**Written task**
Scan the lines below; pull out those with "Curve".

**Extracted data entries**
* * * *

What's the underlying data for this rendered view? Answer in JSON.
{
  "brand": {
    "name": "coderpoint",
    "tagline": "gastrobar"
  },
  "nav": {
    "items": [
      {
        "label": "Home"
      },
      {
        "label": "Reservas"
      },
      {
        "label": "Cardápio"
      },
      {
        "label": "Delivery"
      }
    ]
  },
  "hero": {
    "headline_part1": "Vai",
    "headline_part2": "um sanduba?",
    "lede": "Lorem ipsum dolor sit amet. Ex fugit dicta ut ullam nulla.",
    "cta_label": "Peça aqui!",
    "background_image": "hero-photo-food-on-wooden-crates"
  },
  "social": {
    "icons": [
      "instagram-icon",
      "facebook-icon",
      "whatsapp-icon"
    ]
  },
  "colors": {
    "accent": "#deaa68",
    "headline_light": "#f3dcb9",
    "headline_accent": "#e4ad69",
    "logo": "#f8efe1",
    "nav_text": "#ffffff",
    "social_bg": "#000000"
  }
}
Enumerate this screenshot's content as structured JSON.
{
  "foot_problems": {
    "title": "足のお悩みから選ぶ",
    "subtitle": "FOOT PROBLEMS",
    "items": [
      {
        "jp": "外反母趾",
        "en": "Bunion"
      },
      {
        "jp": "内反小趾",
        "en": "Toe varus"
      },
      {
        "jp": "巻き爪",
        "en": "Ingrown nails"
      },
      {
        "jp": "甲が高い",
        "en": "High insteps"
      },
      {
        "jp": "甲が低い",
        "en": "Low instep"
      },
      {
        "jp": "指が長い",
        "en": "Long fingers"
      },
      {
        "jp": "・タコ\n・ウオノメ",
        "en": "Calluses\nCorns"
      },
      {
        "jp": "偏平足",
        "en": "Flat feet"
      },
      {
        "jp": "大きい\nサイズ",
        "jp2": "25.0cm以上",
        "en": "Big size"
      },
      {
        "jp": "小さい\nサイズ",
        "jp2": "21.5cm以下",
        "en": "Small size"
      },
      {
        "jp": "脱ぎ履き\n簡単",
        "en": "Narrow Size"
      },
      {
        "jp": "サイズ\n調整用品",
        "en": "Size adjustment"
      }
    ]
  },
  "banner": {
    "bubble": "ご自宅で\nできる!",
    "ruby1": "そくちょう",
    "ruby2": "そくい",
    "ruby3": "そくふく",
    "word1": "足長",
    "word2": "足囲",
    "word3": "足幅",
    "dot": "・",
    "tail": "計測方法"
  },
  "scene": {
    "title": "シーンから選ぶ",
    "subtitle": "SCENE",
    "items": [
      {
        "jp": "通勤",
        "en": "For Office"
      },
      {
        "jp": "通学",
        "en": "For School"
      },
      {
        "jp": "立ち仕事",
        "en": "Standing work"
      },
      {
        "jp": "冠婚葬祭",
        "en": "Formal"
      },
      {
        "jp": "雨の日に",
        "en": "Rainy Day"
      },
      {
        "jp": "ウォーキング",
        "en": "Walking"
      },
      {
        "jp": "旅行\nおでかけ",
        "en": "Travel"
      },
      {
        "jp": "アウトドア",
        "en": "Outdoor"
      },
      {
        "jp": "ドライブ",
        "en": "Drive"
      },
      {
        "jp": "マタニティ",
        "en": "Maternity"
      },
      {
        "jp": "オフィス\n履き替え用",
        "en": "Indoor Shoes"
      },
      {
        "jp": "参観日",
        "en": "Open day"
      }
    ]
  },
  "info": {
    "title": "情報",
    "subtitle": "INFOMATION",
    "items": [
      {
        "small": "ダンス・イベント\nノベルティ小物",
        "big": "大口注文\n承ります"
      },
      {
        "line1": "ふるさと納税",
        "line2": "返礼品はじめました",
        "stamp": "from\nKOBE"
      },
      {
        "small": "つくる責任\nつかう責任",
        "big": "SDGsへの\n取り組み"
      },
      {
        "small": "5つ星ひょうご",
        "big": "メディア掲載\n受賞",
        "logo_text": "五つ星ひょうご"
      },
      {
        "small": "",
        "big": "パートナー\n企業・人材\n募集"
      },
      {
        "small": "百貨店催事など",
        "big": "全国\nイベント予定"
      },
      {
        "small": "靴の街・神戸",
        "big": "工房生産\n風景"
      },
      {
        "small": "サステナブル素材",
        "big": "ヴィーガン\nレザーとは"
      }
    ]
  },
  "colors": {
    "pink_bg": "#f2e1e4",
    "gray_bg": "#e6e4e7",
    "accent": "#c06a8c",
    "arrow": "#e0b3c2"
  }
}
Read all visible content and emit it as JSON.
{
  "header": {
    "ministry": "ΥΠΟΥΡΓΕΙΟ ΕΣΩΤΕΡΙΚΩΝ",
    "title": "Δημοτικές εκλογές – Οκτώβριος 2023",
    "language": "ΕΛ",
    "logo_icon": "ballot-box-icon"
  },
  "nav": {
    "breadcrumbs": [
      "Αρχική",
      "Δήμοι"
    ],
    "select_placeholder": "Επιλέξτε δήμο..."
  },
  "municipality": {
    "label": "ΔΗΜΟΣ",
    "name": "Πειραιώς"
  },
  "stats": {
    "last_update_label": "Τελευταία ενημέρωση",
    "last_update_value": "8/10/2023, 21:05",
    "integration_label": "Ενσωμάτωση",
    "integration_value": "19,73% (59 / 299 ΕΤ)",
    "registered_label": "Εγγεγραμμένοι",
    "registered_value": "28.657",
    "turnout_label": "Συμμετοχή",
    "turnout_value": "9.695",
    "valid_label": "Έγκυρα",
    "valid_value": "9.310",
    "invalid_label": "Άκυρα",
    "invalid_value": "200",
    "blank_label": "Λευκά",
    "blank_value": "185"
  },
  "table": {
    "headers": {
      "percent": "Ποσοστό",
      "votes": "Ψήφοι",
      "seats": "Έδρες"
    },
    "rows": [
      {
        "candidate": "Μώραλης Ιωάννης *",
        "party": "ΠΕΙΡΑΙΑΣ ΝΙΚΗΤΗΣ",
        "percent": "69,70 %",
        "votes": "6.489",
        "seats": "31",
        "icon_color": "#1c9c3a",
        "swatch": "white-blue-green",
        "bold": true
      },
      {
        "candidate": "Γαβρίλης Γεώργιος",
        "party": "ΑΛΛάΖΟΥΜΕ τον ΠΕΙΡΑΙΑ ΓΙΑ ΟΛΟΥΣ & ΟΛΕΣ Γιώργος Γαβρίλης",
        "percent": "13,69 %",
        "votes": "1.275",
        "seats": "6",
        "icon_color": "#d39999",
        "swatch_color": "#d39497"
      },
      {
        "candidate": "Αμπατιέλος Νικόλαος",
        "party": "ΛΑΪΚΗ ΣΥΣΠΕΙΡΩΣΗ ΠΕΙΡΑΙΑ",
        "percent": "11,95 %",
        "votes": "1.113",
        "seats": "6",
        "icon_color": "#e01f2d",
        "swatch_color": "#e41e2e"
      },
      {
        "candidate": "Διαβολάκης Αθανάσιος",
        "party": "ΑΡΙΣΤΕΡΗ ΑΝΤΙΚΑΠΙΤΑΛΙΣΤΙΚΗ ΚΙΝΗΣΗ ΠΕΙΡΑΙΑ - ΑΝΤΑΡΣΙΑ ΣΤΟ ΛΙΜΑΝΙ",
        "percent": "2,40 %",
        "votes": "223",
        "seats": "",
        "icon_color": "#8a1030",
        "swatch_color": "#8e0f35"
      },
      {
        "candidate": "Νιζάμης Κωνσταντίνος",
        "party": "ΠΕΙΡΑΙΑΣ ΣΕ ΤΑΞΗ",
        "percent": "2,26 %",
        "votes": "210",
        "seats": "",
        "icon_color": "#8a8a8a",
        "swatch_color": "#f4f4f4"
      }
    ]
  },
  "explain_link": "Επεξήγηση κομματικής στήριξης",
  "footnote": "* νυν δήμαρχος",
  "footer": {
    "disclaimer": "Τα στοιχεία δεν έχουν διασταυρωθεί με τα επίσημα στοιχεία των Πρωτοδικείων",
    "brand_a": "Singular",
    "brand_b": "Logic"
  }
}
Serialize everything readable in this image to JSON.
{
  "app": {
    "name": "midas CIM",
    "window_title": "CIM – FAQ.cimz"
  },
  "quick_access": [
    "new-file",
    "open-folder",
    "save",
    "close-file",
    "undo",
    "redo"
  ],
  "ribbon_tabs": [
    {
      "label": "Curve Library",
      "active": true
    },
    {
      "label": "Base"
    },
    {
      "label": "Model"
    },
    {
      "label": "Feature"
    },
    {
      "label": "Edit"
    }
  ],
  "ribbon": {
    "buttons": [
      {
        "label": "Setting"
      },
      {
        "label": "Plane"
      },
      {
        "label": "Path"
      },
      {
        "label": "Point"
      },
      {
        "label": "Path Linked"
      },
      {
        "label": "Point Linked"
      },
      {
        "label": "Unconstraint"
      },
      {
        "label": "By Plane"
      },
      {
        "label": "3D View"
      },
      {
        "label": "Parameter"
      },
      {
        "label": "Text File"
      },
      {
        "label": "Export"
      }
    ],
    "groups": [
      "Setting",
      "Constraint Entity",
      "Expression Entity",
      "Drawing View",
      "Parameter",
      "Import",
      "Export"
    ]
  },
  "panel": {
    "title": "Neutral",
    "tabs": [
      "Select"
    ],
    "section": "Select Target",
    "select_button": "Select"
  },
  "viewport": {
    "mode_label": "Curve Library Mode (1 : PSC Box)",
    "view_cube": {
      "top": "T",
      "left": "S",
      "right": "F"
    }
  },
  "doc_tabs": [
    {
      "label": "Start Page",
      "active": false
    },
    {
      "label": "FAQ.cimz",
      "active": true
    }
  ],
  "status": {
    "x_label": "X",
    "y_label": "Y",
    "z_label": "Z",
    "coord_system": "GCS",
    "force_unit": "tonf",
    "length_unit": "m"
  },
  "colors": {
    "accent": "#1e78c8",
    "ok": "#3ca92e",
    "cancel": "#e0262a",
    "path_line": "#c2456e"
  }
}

* * * *

**Solution to this problem**
      "label": "Curve Library",
    "mode_label": "Curve Library Mode (1 : PSC Box)",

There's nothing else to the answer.